Problem to work on:
Retype all the records with nothing changed.

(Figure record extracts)
— Begin —

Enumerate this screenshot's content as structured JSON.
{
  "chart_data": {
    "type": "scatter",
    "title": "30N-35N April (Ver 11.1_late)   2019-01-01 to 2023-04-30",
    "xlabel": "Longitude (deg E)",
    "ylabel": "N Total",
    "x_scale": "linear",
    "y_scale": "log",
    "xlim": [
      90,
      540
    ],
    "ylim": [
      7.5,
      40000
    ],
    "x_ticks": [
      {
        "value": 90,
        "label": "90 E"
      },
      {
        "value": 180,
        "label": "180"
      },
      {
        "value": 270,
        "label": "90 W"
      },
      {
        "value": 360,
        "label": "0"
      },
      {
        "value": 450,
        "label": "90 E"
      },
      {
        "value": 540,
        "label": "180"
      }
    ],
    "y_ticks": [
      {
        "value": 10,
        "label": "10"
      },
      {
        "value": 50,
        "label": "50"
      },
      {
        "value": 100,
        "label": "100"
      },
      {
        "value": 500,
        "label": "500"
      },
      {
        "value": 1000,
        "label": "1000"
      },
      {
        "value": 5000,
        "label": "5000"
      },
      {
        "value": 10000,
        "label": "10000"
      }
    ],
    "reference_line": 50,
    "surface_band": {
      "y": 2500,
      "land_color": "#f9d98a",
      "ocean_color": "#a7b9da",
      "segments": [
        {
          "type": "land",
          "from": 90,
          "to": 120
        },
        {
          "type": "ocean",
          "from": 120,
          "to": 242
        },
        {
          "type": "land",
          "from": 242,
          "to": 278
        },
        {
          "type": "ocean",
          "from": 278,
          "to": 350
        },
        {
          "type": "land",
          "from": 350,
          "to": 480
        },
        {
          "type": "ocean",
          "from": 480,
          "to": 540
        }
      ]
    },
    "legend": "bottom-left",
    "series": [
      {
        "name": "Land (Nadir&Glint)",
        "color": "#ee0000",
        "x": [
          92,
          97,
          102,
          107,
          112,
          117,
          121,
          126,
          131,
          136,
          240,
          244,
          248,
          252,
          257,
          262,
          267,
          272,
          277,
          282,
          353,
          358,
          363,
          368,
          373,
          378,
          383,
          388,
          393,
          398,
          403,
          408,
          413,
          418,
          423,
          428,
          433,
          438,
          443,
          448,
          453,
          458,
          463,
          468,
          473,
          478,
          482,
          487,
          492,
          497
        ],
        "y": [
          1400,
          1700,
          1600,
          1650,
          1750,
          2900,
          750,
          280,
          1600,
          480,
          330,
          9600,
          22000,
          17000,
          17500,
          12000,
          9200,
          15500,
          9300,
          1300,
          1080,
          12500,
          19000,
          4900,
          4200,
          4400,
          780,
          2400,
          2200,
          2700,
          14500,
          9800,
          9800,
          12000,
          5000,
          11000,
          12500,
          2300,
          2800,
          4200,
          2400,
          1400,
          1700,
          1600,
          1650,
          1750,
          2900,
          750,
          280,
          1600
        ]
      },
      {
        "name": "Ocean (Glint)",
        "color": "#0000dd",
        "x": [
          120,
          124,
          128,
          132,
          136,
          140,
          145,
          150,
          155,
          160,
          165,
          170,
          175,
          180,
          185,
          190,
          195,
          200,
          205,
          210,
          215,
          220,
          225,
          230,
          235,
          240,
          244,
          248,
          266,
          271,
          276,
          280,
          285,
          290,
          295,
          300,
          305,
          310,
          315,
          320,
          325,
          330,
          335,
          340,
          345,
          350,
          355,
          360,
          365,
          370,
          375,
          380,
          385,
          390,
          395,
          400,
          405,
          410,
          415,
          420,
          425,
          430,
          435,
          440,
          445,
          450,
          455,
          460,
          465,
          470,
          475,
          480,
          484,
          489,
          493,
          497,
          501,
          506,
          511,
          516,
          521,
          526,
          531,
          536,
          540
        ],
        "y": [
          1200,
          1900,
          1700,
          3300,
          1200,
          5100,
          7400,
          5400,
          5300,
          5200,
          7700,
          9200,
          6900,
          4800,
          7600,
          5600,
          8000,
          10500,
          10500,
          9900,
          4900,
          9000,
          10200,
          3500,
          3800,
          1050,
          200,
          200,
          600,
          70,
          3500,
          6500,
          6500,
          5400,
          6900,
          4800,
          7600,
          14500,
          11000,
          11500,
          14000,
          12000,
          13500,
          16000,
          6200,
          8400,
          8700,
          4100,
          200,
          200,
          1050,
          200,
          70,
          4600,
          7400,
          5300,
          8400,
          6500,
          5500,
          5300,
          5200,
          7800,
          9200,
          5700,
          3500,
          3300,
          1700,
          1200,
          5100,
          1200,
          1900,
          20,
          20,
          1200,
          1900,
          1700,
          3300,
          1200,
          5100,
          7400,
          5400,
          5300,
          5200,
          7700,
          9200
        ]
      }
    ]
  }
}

— End —

Worked answer:
Enumerate this screenshot's content as structured JSON.
{
  "chart_data": {
    "type": "scatter",
    "title": "30N-35N April (Ver 11.1_late)   2019-01-01 to 2023-04-30",
    "xlabel": "Longitude (deg E)",
    "ylabel": "N Total",
    "x_scale": "linear",
    "y_scale": "log",
    "xlim": [
      90,
      540
    ],
    "ylim": [
      7.5,
      40000
    ],
    "x_ticks": [
      {
        "value": 90,
        "label": "90 E"
      },
      {
        "value": 180,
        "label": "180"
      },
      {
        "value": 270,
        "label": "90 W"
      },
      {
        "value": 360,
        "label": "0"
      },
      {
        "value": 450,
        "label": "90 E"
      },
      {
        "value": 540,
        "label": "180"
      }
    ],
    "y_ticks": [
      {
        "value": 10,
        "label": "10"
      },
      {
        "value": 50,
        "label": "50"
      },
      {
        "value": 100,
        "label": "100"
      },
      {
        "value": 500,
        "label": "500"
      },
      {
        "value": 1000,
        "label": "1000"
      },
      {
        "value": 5000,
        "label": "5000"
      },
      {
        "value": 10000,
        "label": "10000"
      }
    ],
    "reference_line": 50,
    "surface_band": {
      "y": 2500,
      "land_color": "#f9d98a",
      "ocean_color": "#a7b9da",
      "segments": [
        {
          "type": "land",
          "from": 90,
          "to": 120
        },
        {
          "type": "ocean",
          "from": 120,
          "to": 242
        },
        {
          "type": "land",
          "from": 242,
          "to": 278
        },
        {
          "type": "ocean",
          "from": 278,
          "to": 350
        },
        {
          "type": "land",
          "from": 350,
          "to": 480
        },
        {
          "type": "ocean",
          "from": 480,
          "to": 540
        }
      ]
    },
    "legend": "bottom-left",
    "series": [
      {
        "name": "Land (Nadir&Glint)",
        "color": "#ee0000",
        "x": [
          92,
          97,
          102,
          107,
          112,
          117,
          121,
          126,
          131,
          136,
          240,
          244,
          248,
          252,
          257,
          262,
          267,
          272,
          277,
          282,
          353,
          358,
          363,
          368,
          373,
          378,
          383,
          388,
          393,
          398,
          403,
          408,
          413,
          418,
          423,
          428,
          433,
          438,
          443,
          448,
          453,
          458,
          463,
          468,
          473,
          478,
          482,
          487,
          492,
          497
        ],
        "y": [
          1400,
          1700,
          1600,
          1650,
          1750,
          2900,
          750,
          280,
          1600,
          480,
          330,
          9600,
          22000,
          17000,
          17500,
          12000,
          9200,
          15500,
          9300,
          1300,
          1080,
          12500,
          19000,
          4900,
          4200,
          4400,
          780,
          2400,
          2200,
          2700,
          14500,
          9800,
          9800,
          12000,
          5000,
          11000,
          12500,
          2300,
          2800,
          4200,
          2400,
          1400,
          1700,
          1600,
          1650,
          1750,
          2900,
          750,
          280,
          1600
        ]
      },
      {
        "name": "Ocean (Glint)",
        "color": "#0000dd",
        "x": [
          120,
          124,
          128,
          132,
          136,
          140,
          145,
          150,
          155,
          160,
          165,
          170,
          175,
          180,
          185,
          190,
          195,
          200,
          205,
          210,
          215,
          220,
          225,
          230,
          235,
          240,
          244,
          248,
          266,
          271,
          276,
          280,
          285,
          290,
          295,
          300,
          305,
          310,
          315,
          320,
          325,
          330,
          335,
          340,
          345,
          350,
          355,
          360,
          365,
          370,
          375,
          380,
          385,
          390,
          395,
          400,
          405,
          410,
          415,
          420,
          425,
          430,
          435,
          440,
          445,
          450,
          455,
          460,
          465,
          470,
          475,
          480,
          484,
          489,
          493,
          497,
          501,
          506,
          511,
          516,
          521,
          526,
          531,
          536,
          540
        ],
        "y": [
          1200,
          1900,
          1700,
          3300,
          1200,
          5100,
          7400,
          5400,
          5300,
          5200,
          7700,
          9200,
          6900,
          4800,
          7600,
          5600,
          8000,
          10500,
          10500,
          9900,
          4900,
          9000,
          10200,
          3500,
          3800,
          1050,
          200,
          200,
          600,
          70,
          3500,
          6500,
          6500,
          5400,
          6900,
          4800,
          7600,
          14500,
          11000,
          11500,
          14000,
          12000,
          13500,
          16000,
          6200,
          8400,
          8700,
          4100,
          200,
          200,
          1050,
          200,
          70,
          4600,
          7400,
          5300,
          8400,
          6500,
          5500,
          5300,
          5200,
          7800,
          9200,
          5700,
          3500,
          3300,
          1700,
          1200,
          5100,
          1200,
          1900,
          20,
          20,
          1200,
          1900,
          1700,
          3300,
          1200,
          5100,
          7400,
          5400,
          5300,
          5200,
          7700,
          9200
        ]
      }
    ]
  }
}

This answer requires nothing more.